▶ **VOTRE CONSIGNE**:
Pouvez-vous recopier le billet sur l’âge adulte, tout ce qui va de « Un de plus et » jusqu’à « juste l’âge adulte. », en remplaçant « déprimé » par « fatigué » ?

▶ **EXTRAIT DU TEXTE**:
***
C’est quoi être adulte ? Longtemps, j’avais une théorie là-dessus. Maintenant j’en ai deux. Elles ne collent pas ensemble. Un billet pour tenter de démêler, qui vous apprendra les secrets de l’âge adulte (ou pas).
J’ai longtemps pensé l’âge adulte par opposition à l’adolescence. Ado, j’étais une boule de pression sociale : ce que je m’autorisais à être, à vouloir être, à faire était filtré et régulé par une pression externe. Être adulte, c’était s’émanciper de l’avis des autres. Faire les choses par motivation intrinsèque : pour moi, comme j’avais envie, parce que j’en avais envie.
D’où ma première théorie. On est adulte quand on privilégie ses envies et besoins sur l’avis des autres. Si vous avez honte, peur du ridicule, du regard des autres, vous n’êtes pas encore adulte (désooooo). L’âge adulte vient avec la conscience que les goûts et les avis sont multiples, et que personne n’est légitime pour critiquer vos goûts, vos passions et vos projets.
Je pensais ça, j’étais jeune adulte.
Adulte, mais jeune.
En vieillissant, je me dis qu’au contraire, être adulte c’est s’en foutre de tout. Pas juste de l’avis des autres, mais aussi de ce qui nous arrive à nous-mêmes. C’est la fatigue d’exister, de choisir, de faire le moindre effort. On est adulte quand on en a tellement plus rien à faire de ce qui nous arrive que c’est OK de passer sa vie au boulot.
Pas le boulot sympa qu’on aime, qui a un sens : celui qui est naze, vide de sens, qui paie mal et n’apporte aucune émancipation. Celui dont on oublie tout à l’instant où on le quitte, parce qu’on lui est tellement extérieur qu’il n’imprime pas sur notre existence. On se dit que ça se calmera la semaine pro, ça n’arrive jamais, et on meurt.
Être adulte, c’est atteindre le niveau de détachement où plus rien ne nous atteint, y compris nous-mêmes. Il y a un jour où on s’achète les chaussettes qu’on veut, même si elles sont ridicules. Et un autre où on accepte n’importe quelles chaussettes à Noël, parce qu’on s’en fout complètement de ce qu’on porte. Deux visages de l’âge adulte.
Un de plus et ça fera un Mario Bava.
En relisant ce texte (étonnamment, je relis avant de publier), je réalise que je suis probablement déprimé. C’est peut-être l’hiver, la rentrée demain, le climat ou les génocides… Ou alors juste l’âge adulte.
***
▶ **ENREGISTREMENTS FOURNIS**:
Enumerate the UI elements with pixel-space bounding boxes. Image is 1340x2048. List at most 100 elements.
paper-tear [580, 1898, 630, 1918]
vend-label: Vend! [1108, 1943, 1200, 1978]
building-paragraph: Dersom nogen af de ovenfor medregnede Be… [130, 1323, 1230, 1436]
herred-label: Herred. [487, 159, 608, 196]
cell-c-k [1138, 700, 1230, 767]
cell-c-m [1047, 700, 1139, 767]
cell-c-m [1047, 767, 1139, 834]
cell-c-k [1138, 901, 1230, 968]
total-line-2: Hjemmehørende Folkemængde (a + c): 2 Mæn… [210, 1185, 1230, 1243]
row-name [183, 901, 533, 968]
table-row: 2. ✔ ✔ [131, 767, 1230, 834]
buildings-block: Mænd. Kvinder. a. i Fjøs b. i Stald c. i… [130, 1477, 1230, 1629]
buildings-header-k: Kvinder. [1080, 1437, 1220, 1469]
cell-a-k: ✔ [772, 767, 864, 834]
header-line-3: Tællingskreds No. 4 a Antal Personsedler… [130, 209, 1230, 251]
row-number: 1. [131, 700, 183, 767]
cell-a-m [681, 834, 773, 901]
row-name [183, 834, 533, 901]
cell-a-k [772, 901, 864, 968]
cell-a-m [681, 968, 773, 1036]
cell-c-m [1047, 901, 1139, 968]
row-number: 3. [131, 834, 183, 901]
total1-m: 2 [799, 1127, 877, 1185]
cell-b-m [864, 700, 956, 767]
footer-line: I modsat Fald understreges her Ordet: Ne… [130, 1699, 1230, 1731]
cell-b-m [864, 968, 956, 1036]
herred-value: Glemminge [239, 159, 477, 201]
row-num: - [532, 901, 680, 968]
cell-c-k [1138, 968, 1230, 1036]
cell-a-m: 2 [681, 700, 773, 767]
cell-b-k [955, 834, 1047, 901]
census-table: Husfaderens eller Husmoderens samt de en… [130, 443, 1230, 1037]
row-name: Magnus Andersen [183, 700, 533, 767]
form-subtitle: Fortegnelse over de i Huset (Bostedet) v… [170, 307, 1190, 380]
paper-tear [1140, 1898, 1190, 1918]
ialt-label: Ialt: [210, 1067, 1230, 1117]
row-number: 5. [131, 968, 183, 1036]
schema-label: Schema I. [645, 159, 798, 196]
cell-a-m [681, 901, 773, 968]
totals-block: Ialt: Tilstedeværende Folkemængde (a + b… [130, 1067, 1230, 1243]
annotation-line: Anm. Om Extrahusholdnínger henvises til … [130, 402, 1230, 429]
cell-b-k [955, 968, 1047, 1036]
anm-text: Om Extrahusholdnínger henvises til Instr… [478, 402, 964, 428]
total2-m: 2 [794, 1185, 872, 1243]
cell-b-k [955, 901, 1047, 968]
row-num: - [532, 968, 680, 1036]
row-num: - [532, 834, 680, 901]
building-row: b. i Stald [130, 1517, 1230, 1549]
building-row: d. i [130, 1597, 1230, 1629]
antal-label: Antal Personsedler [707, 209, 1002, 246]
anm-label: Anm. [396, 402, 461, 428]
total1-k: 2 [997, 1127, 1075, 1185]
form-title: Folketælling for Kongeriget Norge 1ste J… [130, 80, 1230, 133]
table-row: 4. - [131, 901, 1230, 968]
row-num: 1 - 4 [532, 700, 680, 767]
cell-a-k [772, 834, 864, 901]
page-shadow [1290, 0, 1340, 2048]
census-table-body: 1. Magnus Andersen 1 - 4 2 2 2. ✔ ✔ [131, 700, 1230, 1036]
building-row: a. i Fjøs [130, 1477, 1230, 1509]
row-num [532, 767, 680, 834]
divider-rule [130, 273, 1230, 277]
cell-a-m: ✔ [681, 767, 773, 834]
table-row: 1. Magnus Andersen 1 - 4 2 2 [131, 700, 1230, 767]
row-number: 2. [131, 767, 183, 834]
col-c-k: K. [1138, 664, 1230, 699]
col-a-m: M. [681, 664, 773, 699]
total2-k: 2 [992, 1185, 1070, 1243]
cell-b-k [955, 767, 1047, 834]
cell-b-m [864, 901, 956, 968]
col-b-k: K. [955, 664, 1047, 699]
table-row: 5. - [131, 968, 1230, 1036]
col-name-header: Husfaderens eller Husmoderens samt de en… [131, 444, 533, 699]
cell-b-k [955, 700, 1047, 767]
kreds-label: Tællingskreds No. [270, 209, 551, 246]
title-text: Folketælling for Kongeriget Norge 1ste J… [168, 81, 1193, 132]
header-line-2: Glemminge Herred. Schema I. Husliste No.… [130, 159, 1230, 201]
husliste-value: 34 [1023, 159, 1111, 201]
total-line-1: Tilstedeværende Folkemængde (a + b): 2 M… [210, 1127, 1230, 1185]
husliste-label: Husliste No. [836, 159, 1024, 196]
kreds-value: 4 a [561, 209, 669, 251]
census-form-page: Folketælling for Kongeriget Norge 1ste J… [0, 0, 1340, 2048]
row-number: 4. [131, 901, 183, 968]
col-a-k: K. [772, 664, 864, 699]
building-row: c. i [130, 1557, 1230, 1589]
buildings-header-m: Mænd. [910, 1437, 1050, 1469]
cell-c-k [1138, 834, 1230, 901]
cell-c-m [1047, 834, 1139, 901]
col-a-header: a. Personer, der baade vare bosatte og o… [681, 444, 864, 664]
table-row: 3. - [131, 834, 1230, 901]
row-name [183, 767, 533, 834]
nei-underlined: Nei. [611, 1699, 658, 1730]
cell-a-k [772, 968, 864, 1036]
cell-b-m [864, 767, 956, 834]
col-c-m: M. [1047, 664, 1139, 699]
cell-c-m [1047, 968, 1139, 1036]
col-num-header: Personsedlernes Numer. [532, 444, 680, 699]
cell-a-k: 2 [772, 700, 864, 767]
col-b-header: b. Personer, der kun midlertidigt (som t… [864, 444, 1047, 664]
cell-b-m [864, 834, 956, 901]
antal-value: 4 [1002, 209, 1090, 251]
***
▶ **RÉPONSE ATTENDUE**:
Un de plus et ça fera un Mario Bava.
En relisant ce texte (étonnamment, je relis avant de publier), je réalise que je suis probablement fatigué. C’est peut-être l’hiver, la rentrée demain, le climat ou les génocides… Ou alors juste l’âge adulte.